● **Exercise task**: Locate every line that holds the string "Number" and copy it.

● **Input**:
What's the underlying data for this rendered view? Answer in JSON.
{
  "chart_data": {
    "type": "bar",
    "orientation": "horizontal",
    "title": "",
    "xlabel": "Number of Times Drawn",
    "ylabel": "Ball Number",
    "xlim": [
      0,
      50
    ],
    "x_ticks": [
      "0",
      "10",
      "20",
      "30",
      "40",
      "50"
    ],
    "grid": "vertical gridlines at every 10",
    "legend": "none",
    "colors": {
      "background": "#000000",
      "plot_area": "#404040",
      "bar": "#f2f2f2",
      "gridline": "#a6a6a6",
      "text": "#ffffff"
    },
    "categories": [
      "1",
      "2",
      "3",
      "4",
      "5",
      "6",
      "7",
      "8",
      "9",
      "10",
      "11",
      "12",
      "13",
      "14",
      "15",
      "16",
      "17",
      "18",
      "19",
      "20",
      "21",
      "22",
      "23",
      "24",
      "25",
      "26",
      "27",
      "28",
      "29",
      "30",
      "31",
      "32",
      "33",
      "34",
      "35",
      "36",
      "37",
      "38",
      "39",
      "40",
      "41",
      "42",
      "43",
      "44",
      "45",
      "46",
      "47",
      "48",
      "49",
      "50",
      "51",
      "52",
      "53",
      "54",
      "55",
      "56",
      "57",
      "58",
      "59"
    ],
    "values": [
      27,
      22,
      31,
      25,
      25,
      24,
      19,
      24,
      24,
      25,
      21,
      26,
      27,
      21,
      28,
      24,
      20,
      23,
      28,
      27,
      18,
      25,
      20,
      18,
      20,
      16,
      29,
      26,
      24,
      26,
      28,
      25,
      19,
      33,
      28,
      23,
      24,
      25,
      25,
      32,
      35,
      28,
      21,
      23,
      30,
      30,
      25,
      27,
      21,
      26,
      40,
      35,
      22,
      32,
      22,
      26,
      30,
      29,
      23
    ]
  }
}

● **Solution to the exercise**:
    "xlabel": "Number of Times Drawn",
    "ylabel": "Ball Number",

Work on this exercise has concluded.